GIVEN TASK =>
The answer is one number: how many lines in the data below hold "structured".

---------- DATA

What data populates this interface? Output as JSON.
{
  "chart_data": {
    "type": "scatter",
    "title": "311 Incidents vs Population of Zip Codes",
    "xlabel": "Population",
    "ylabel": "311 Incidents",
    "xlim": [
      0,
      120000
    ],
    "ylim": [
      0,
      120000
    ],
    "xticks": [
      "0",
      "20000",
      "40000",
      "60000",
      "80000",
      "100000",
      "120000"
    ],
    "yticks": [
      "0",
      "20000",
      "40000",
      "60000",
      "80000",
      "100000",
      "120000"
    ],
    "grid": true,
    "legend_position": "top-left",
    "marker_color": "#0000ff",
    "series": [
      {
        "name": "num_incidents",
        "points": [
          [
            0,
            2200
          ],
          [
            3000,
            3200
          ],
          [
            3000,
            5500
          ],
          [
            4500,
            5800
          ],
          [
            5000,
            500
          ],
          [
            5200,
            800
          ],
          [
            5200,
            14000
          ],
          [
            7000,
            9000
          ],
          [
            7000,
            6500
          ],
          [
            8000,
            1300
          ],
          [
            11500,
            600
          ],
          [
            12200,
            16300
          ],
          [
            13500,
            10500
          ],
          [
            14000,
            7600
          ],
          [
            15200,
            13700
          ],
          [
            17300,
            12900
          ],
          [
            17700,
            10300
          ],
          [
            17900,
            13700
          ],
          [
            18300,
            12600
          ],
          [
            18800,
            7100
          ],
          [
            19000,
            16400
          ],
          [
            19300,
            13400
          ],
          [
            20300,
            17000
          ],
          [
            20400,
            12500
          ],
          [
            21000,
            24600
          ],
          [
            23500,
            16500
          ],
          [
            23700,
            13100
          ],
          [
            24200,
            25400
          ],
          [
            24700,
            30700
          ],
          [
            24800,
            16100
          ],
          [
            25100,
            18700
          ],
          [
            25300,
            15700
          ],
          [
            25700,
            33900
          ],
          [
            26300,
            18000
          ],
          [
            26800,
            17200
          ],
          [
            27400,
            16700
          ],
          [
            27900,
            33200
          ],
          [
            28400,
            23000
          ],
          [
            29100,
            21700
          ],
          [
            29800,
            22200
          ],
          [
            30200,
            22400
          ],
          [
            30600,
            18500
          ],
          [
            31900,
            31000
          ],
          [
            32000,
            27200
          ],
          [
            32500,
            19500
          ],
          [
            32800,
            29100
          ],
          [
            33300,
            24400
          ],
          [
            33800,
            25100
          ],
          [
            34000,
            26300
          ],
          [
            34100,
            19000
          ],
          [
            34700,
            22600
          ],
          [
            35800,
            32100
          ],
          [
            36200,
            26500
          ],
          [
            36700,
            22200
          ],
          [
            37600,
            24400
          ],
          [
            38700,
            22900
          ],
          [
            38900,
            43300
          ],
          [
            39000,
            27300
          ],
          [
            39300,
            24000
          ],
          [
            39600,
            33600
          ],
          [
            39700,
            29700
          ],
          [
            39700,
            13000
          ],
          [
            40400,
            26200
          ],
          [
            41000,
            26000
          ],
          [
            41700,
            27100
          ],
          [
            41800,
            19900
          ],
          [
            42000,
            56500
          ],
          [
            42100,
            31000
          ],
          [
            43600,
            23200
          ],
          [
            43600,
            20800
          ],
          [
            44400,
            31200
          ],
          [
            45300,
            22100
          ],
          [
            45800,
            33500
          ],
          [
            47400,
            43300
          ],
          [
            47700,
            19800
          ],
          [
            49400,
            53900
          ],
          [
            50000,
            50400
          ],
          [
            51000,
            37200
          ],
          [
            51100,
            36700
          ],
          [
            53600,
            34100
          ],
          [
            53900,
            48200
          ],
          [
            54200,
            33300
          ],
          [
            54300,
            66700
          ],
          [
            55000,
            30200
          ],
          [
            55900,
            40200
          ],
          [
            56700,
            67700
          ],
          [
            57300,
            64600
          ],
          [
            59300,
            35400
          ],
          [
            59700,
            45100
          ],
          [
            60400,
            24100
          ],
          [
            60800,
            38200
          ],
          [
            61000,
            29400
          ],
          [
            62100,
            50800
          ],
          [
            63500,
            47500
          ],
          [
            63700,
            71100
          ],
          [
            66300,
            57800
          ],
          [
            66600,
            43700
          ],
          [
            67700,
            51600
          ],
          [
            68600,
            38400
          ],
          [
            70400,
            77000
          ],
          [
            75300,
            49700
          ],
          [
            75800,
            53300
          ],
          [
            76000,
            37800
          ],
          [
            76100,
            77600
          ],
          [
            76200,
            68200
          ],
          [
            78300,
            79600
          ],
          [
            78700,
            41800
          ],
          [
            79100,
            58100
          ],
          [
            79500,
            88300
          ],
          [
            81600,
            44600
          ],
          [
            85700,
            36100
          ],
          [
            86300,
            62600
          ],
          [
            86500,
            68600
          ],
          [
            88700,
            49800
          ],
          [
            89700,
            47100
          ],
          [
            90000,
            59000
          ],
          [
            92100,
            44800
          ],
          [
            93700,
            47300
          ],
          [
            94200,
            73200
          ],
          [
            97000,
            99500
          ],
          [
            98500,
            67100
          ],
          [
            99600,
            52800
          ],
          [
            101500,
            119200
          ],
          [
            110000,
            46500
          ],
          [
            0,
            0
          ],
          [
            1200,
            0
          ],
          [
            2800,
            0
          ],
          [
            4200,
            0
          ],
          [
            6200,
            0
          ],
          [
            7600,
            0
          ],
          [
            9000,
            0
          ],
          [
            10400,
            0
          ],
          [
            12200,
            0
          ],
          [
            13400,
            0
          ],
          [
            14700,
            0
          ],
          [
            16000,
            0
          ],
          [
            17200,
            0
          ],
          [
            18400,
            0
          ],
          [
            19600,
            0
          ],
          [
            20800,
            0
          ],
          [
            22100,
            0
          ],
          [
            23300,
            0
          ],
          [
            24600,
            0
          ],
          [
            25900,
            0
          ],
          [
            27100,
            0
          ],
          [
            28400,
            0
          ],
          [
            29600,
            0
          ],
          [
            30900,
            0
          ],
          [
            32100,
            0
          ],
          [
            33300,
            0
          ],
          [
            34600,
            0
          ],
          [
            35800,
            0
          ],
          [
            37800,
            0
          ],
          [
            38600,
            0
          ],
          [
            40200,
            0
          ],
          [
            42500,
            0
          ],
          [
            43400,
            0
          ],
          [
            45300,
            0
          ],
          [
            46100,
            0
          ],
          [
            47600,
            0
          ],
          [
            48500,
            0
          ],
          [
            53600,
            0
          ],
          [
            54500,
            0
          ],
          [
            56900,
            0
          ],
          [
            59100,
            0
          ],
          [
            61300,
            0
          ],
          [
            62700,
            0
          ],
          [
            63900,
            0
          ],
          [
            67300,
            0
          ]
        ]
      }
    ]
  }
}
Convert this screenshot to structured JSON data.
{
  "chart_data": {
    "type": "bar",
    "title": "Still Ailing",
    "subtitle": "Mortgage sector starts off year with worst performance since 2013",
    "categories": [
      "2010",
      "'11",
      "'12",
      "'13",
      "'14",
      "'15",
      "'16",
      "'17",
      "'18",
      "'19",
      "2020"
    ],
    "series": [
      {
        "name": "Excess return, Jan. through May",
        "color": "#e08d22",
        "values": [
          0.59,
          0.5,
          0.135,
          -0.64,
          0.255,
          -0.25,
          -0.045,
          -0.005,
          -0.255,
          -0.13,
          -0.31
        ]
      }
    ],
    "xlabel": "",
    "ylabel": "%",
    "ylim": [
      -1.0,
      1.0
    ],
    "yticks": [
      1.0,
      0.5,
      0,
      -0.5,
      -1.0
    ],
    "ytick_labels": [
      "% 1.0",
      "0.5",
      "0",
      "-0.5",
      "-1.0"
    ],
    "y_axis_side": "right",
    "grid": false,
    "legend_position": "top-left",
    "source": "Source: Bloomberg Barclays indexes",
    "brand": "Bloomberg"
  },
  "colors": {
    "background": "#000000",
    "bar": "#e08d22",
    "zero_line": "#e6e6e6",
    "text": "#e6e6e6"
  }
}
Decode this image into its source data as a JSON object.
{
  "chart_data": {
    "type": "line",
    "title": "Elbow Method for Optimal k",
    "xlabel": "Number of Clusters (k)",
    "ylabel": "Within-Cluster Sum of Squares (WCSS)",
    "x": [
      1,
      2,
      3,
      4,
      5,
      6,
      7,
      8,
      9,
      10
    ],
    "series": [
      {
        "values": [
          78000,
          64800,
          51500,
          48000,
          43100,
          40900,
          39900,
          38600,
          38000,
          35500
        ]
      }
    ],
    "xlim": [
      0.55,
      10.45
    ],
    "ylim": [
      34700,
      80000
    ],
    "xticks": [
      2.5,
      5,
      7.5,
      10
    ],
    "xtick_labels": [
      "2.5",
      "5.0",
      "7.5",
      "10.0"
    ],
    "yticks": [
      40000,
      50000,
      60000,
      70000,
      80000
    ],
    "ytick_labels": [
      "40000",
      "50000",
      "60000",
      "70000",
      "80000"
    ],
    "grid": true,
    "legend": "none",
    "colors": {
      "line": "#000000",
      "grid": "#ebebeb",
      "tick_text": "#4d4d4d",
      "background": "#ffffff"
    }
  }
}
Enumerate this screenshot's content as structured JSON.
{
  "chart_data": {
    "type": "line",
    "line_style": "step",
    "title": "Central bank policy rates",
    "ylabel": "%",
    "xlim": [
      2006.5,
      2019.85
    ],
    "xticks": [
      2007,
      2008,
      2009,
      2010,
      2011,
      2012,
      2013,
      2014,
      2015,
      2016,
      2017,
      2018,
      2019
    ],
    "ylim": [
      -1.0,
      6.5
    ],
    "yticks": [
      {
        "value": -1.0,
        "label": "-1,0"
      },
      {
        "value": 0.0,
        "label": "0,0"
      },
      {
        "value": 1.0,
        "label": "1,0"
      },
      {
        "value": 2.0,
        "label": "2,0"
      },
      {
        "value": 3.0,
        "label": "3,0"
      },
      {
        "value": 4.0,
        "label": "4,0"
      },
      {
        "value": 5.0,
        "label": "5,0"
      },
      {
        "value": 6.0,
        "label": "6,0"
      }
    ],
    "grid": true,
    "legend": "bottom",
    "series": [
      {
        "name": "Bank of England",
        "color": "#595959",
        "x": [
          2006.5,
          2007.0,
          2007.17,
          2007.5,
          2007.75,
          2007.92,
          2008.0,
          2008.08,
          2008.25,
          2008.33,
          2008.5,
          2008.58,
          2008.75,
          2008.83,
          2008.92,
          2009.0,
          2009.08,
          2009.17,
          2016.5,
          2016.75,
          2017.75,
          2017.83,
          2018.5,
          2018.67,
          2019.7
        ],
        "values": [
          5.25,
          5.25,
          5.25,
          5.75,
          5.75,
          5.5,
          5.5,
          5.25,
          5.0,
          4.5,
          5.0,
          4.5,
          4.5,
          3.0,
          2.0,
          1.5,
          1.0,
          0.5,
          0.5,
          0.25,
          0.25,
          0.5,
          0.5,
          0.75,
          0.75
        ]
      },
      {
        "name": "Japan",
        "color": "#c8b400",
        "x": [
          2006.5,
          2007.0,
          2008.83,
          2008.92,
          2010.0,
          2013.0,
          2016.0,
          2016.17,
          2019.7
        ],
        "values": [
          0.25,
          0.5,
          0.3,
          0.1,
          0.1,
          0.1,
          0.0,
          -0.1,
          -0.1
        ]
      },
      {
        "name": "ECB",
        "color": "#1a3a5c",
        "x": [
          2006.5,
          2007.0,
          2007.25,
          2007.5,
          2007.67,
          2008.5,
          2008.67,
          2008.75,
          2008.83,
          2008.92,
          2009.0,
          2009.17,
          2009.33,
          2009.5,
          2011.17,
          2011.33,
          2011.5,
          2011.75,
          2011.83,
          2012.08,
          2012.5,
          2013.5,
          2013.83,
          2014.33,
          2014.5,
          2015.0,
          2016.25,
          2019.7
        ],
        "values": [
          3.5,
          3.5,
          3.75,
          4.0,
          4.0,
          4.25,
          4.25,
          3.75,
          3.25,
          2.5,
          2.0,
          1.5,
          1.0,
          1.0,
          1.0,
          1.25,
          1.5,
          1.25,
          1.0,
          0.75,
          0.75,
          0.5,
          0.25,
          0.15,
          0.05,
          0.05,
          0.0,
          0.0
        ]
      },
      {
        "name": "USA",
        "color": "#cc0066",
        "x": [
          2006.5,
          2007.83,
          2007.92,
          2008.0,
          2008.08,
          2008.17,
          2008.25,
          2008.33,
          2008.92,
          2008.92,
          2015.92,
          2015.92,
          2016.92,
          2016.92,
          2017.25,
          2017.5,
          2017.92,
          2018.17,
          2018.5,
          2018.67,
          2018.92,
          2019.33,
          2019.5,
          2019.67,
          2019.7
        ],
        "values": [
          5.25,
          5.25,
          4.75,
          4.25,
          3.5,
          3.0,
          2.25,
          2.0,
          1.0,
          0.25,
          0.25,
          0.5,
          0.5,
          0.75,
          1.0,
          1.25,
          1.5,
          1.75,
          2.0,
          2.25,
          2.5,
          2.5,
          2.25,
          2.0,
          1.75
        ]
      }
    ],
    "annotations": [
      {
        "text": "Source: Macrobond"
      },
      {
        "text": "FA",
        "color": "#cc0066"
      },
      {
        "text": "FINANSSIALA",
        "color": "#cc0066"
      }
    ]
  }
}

--------------------

CORRECT OUTPUT =>
2